* Begin *
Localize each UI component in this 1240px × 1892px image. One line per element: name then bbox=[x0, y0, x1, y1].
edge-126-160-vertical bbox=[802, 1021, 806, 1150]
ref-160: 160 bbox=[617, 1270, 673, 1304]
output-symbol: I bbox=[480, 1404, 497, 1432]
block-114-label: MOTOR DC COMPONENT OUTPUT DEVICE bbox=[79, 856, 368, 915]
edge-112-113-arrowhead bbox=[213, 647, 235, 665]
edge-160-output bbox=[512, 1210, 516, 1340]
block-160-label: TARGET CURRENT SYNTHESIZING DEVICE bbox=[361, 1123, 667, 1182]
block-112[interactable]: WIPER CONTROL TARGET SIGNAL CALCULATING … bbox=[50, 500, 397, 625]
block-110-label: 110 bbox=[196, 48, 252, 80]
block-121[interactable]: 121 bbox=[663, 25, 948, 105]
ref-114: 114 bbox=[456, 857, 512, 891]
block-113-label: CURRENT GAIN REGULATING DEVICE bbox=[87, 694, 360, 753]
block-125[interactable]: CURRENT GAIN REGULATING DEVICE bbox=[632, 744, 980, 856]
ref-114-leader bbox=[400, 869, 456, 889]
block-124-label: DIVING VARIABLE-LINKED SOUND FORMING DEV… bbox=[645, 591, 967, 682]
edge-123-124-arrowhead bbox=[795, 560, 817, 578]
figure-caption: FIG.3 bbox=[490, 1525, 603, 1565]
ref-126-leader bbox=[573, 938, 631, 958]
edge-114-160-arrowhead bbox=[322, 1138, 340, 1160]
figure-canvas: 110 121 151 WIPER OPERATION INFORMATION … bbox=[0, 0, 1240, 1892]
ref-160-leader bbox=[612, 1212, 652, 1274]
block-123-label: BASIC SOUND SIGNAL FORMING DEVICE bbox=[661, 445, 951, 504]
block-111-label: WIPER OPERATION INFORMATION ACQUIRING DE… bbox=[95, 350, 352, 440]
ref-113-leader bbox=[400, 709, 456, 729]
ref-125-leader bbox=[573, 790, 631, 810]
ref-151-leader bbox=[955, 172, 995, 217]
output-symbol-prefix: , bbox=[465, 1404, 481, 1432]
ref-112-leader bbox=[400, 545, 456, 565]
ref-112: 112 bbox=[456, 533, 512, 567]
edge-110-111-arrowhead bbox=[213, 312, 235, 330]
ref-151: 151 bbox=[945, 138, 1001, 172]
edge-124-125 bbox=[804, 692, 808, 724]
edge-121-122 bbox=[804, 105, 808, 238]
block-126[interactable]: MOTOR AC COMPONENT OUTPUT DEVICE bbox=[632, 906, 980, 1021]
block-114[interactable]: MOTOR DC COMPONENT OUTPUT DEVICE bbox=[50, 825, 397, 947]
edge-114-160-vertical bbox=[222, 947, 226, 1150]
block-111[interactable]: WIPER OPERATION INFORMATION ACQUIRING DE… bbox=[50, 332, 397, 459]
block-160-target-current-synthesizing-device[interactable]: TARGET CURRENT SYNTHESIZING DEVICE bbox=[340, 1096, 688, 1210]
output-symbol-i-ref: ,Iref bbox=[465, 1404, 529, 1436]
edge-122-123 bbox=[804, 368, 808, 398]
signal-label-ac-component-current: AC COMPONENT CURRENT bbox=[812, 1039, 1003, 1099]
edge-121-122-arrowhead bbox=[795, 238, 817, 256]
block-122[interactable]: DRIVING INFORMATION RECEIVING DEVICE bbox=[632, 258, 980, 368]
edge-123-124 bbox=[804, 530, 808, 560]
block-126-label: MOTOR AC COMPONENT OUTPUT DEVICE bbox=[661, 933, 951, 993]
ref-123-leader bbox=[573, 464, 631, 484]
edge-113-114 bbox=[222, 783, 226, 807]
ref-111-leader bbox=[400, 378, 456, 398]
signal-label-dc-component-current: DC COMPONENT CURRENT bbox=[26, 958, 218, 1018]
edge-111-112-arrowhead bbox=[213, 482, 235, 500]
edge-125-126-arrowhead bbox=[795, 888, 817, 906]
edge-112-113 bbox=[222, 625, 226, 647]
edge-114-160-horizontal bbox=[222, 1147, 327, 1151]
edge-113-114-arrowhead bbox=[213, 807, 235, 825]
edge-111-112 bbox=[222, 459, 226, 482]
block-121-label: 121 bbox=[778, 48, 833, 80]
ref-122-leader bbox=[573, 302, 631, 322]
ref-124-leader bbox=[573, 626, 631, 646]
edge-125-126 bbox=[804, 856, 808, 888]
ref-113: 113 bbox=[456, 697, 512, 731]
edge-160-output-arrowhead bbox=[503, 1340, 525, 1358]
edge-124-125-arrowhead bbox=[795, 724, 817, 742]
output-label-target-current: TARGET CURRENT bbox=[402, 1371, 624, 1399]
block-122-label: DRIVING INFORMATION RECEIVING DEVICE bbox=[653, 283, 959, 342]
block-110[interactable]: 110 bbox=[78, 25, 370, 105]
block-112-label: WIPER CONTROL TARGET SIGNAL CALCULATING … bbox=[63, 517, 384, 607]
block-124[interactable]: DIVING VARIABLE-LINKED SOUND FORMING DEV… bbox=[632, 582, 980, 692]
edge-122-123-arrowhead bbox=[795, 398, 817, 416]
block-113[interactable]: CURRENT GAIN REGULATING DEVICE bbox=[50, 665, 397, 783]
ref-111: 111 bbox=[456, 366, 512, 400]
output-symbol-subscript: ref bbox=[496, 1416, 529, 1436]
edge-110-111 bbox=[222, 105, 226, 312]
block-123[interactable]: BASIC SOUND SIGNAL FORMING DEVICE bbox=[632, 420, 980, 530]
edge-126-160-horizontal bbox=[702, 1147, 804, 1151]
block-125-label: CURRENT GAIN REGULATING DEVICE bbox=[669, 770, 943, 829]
* End *
- [GOAL OF THE EXERCISE] Output all of the lines above without any changes.

- [RESPONSE TO THE EXERCISE]
Localize each UI component in this 1240px × 1892px image. One line per element: name then bbox=[x0, y0, x1, y1].
edge-126-160-vertical bbox=[802, 1021, 806, 1150]
ref-160: 160 bbox=[617, 1270, 673, 1304]
output-symbol: I bbox=[480, 1404, 497, 1432]
block-114-label: MOTOR DC COMPONENT OUTPUT DEVICE bbox=[79, 856, 368, 915]
edge-112-113-arrowhead bbox=[213, 647, 235, 665]
edge-160-output bbox=[512, 1210, 516, 1340]
block-160-label: TARGET CURRENT SYNTHESIZING DEVICE bbox=[361, 1123, 667, 1182]
block-112[interactable]: WIPER CONTROL TARGET SIGNAL CALCULATING … bbox=[50, 500, 397, 625]
block-110-label: 110 bbox=[196, 48, 252, 80]
block-121[interactable]: 121 bbox=[663, 25, 948, 105]
ref-114: 114 bbox=[456, 857, 512, 891]
block-113-label: CURRENT GAIN REGULATING DEVICE bbox=[87, 694, 360, 753]
block-125[interactable]: CURRENT GAIN REGULATING DEVICE bbox=[632, 744, 980, 856]
ref-114-leader bbox=[400, 869, 456, 889]
block-124-label: DIVING VARIABLE-LINKED SOUND FORMING DEV… bbox=[645, 591, 967, 682]
edge-123-124-arrowhead bbox=[795, 560, 817, 578]
figure-caption: FIG.3 bbox=[490, 1525, 603, 1565]
ref-126-leader bbox=[573, 938, 631, 958]
edge-114-160-arrowhead bbox=[322, 1138, 340, 1160]
figure-canvas: 110 121 151 WIPER OPERATION INFORMATION … bbox=[0, 0, 1240, 1892]
ref-160-leader bbox=[612, 1212, 652, 1274]
block-123-label: BASIC SOUND SIGNAL FORMING DEVICE bbox=[661, 445, 951, 504]
block-111-label: WIPER OPERATION INFORMATION ACQUIRING DE… bbox=[95, 350, 352, 440]
ref-113-leader bbox=[400, 709, 456, 729]
ref-125-leader bbox=[573, 790, 631, 810]
ref-151-leader bbox=[955, 172, 995, 217]
output-symbol-prefix: , bbox=[465, 1404, 481, 1432]
ref-112-leader bbox=[400, 545, 456, 565]
ref-112: 112 bbox=[456, 533, 512, 567]
edge-110-111-arrowhead bbox=[213, 312, 235, 330]
ref-151: 151 bbox=[945, 138, 1001, 172]
edge-124-125 bbox=[804, 692, 808, 724]
edge-121-122 bbox=[804, 105, 808, 238]
block-126[interactable]: MOTOR AC COMPONENT OUTPUT DEVICE bbox=[632, 906, 980, 1021]
block-114[interactable]: MOTOR DC COMPONENT OUTPUT DEVICE bbox=[50, 825, 397, 947]
edge-114-160-vertical bbox=[222, 947, 226, 1150]
block-111[interactable]: WIPER OPERATION INFORMATION ACQUIRING DE… bbox=[50, 332, 397, 459]
block-160-target-current-synthesizing-device[interactable]: TARGET CURRENT SYNTHESIZING DEVICE bbox=[340, 1096, 688, 1210]
output-symbol-i-ref: ,Iref bbox=[465, 1404, 529, 1436]
edge-122-123 bbox=[804, 368, 808, 398]
signal-label-ac-component-current: AC COMPONENT CURRENT bbox=[812, 1039, 1003, 1099]
edge-121-122-arrowhead bbox=[795, 238, 817, 256]
block-122[interactable]: DRIVING INFORMATION RECEIVING DEVICE bbox=[632, 258, 980, 368]
edge-123-124 bbox=[804, 530, 808, 560]
block-126-label: MOTOR AC COMPONENT OUTPUT DEVICE bbox=[661, 933, 951, 993]
ref-123-leader bbox=[573, 464, 631, 484]
edge-113-114 bbox=[222, 783, 226, 807]
ref-111-leader bbox=[400, 378, 456, 398]
signal-label-dc-component-current: DC COMPONENT CURRENT bbox=[26, 958, 218, 1018]
edge-111-112-arrowhead bbox=[213, 482, 235, 500]
edge-125-126-arrowhead bbox=[795, 888, 817, 906]
edge-112-113 bbox=[222, 625, 226, 647]
edge-114-160-horizontal bbox=[222, 1147, 327, 1151]
edge-113-114-arrowhead bbox=[213, 807, 235, 825]
edge-111-112 bbox=[222, 459, 226, 482]
block-121-label: 121 bbox=[778, 48, 833, 80]
ref-122-leader bbox=[573, 302, 631, 322]
ref-124-leader bbox=[573, 626, 631, 646]
edge-125-126 bbox=[804, 856, 808, 888]
ref-113: 113 bbox=[456, 697, 512, 731]
edge-160-output-arrowhead bbox=[503, 1340, 525, 1358]
edge-124-125-arrowhead bbox=[795, 724, 817, 742]
output-label-target-current: TARGET CURRENT bbox=[402, 1371, 624, 1399]
block-122-label: DRIVING INFORMATION RECEIVING DEVICE bbox=[653, 283, 959, 342]
block-110[interactable]: 110 bbox=[78, 25, 370, 105]
block-112-label: WIPER CONTROL TARGET SIGNAL CALCULATING … bbox=[63, 517, 384, 607]
block-124[interactable]: DIVING VARIABLE-LINKED SOUND FORMING DEV… bbox=[632, 582, 980, 692]
edge-122-123-arrowhead bbox=[795, 398, 817, 416]
block-113[interactable]: CURRENT GAIN REGULATING DEVICE bbox=[50, 665, 397, 783]
ref-111: 111 bbox=[456, 366, 512, 400]
output-symbol-subscript: ref bbox=[496, 1416, 529, 1436]
edge-110-111 bbox=[222, 105, 226, 312]
block-123[interactable]: BASIC SOUND SIGNAL FORMING DEVICE bbox=[632, 420, 980, 530]
edge-126-160-horizontal bbox=[702, 1147, 804, 1151]
block-125-label: CURRENT GAIN REGULATING DEVICE bbox=[669, 770, 943, 829]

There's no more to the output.